=== EXERCISE PROMPT ===
Count the lines containing "faith" in the entries underneath, and state that count without anything else.
[Start of ENTRIES]
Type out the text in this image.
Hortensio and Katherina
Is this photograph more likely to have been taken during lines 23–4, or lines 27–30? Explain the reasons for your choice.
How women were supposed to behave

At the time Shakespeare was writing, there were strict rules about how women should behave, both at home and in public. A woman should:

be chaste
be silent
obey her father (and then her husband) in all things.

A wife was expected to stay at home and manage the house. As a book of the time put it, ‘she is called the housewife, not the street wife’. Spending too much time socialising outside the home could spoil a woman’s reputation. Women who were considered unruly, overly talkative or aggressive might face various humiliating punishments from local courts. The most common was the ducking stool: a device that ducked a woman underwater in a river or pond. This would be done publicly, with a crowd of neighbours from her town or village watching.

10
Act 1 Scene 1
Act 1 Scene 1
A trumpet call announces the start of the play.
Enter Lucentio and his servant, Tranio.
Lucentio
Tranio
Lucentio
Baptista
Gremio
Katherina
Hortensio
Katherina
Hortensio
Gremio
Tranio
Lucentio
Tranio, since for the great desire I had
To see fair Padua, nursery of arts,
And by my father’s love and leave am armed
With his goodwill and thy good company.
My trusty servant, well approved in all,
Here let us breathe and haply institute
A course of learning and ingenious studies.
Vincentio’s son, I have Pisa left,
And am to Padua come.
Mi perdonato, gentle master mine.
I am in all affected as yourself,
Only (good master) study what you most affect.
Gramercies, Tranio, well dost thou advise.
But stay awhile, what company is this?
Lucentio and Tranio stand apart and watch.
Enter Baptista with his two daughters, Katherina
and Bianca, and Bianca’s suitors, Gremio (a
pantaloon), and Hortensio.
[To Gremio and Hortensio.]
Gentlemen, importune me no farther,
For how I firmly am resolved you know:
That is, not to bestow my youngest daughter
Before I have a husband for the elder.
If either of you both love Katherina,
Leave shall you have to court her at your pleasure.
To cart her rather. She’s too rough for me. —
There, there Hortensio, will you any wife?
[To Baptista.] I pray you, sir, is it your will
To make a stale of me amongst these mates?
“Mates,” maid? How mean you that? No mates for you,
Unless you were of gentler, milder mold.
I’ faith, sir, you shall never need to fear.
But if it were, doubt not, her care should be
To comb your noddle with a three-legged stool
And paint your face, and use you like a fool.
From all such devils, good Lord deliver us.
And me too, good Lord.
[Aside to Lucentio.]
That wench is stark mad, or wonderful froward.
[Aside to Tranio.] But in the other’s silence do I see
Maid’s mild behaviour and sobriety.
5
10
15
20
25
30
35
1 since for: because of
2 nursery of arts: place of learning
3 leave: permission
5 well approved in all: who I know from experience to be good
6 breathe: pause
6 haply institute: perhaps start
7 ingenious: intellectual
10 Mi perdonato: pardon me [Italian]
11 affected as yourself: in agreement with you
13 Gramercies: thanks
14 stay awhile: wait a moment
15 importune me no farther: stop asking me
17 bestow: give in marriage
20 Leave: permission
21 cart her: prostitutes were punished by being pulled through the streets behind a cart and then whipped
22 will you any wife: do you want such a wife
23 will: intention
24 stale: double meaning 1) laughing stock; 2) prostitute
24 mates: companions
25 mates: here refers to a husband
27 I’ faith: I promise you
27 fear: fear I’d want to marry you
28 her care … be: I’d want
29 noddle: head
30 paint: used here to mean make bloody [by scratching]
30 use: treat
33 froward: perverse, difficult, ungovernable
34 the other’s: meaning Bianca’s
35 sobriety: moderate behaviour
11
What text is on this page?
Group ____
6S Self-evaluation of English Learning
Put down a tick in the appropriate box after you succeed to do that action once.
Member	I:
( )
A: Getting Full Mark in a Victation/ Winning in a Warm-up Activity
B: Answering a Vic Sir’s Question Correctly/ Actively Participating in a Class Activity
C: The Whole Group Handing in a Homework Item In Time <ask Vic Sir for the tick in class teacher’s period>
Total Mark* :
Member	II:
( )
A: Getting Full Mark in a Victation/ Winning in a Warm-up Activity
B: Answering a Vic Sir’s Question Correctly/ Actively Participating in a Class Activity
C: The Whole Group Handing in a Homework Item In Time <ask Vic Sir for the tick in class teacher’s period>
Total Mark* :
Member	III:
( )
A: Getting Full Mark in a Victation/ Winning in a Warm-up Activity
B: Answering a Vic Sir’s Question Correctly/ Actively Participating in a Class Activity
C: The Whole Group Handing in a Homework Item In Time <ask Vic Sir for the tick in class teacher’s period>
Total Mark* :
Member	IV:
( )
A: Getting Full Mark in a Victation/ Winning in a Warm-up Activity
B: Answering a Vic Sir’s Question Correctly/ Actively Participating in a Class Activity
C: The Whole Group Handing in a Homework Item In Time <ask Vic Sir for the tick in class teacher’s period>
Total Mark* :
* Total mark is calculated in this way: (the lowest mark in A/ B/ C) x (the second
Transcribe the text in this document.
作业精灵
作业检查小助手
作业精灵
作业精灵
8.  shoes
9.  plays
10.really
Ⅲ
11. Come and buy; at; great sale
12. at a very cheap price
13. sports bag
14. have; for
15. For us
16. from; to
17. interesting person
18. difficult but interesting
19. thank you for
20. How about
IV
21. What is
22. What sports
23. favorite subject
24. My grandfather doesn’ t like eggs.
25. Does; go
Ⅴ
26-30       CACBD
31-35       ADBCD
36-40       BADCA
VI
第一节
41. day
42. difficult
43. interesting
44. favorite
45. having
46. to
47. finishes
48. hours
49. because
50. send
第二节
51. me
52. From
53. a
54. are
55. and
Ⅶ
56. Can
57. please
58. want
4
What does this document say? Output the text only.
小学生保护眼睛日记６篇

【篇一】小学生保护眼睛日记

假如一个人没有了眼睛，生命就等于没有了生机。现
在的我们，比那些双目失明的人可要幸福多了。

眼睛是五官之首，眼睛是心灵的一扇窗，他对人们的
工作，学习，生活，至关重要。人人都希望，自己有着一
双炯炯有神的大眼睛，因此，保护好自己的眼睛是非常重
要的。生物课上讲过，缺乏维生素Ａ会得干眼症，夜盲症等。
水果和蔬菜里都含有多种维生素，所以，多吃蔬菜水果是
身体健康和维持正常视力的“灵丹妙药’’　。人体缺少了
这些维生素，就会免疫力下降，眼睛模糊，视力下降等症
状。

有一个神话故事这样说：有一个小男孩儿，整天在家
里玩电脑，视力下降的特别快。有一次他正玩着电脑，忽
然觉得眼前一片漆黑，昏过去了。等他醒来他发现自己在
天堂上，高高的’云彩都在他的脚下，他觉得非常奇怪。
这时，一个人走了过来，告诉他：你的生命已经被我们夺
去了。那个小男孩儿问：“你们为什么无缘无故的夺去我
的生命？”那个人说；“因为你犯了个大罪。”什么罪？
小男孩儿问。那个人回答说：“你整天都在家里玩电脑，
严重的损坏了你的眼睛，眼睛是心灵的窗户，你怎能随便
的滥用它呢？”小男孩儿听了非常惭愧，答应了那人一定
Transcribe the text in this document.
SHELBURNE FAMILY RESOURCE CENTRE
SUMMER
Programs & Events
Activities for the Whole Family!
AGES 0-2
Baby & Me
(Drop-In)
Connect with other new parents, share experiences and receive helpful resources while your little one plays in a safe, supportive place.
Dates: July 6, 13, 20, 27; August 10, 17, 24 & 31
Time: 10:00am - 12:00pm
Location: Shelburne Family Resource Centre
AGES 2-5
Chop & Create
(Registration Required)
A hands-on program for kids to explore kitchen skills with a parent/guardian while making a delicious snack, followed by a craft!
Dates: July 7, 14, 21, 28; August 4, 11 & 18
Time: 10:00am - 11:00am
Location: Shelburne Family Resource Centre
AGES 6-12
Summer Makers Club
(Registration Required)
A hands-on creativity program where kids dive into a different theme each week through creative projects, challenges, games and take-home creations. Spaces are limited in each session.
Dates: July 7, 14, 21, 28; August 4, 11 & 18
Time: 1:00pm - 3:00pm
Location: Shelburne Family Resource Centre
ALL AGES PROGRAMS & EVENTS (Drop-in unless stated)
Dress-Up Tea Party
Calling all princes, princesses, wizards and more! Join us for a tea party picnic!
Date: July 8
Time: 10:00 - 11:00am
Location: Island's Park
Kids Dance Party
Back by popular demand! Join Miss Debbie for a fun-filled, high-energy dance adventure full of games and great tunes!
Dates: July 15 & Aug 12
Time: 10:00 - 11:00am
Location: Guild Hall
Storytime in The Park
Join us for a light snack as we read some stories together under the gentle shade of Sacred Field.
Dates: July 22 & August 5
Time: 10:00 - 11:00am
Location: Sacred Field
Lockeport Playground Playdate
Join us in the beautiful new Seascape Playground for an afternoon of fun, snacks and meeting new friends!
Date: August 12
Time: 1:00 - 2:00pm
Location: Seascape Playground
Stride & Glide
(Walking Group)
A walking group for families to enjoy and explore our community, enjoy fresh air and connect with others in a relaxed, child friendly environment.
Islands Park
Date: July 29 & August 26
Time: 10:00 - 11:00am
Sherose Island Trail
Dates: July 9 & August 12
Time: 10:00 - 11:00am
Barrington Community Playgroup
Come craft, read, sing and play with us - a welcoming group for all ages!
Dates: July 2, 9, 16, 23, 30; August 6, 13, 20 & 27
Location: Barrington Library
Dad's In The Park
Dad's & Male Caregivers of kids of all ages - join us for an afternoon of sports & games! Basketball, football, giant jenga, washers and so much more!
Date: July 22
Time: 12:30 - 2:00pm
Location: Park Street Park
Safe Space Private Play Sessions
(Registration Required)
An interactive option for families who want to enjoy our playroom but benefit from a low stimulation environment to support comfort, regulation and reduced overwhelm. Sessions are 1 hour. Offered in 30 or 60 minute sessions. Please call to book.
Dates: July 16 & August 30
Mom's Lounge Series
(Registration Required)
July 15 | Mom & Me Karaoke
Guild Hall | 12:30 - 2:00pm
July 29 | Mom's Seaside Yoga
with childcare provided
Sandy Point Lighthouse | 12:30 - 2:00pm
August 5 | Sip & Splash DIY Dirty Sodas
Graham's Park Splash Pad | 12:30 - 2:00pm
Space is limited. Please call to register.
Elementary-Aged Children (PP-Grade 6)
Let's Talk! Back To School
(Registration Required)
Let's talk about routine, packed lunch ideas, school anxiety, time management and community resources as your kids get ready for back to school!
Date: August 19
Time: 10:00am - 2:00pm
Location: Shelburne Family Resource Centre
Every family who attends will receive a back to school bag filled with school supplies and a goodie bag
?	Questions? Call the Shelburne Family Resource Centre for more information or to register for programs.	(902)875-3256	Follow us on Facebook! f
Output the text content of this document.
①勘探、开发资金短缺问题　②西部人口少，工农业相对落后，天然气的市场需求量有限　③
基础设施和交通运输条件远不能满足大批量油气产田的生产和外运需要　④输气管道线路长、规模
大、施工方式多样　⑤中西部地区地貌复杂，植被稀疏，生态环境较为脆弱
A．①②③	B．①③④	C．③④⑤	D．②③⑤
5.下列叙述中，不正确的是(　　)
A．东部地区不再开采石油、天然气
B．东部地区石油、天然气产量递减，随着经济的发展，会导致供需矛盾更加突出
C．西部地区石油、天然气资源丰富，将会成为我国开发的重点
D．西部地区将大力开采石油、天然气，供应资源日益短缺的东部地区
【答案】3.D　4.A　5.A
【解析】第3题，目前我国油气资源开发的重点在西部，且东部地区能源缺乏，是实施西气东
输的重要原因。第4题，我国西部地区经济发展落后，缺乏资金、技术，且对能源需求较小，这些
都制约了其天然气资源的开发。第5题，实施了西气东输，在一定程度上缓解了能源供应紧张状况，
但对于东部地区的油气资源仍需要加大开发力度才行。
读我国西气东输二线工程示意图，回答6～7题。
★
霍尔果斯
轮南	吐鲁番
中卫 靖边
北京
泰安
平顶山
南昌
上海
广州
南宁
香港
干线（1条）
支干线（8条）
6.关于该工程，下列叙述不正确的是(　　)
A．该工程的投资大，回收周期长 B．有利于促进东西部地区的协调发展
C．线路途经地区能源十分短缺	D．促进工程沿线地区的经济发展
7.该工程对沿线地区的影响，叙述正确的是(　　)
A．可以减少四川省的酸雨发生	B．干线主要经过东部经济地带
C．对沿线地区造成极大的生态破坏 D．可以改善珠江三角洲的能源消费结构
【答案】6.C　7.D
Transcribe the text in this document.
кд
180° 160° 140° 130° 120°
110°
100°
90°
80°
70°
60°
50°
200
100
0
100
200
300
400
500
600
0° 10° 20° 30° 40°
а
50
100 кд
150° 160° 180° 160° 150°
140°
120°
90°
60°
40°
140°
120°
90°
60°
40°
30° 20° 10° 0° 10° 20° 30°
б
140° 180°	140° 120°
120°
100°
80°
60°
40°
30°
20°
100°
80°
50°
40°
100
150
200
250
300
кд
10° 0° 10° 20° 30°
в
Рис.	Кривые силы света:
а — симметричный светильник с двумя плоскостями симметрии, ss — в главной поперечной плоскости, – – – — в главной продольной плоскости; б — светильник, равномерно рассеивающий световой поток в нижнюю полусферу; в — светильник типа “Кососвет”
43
[End of ENTRIES]
=== TASK SOLUTION ===
2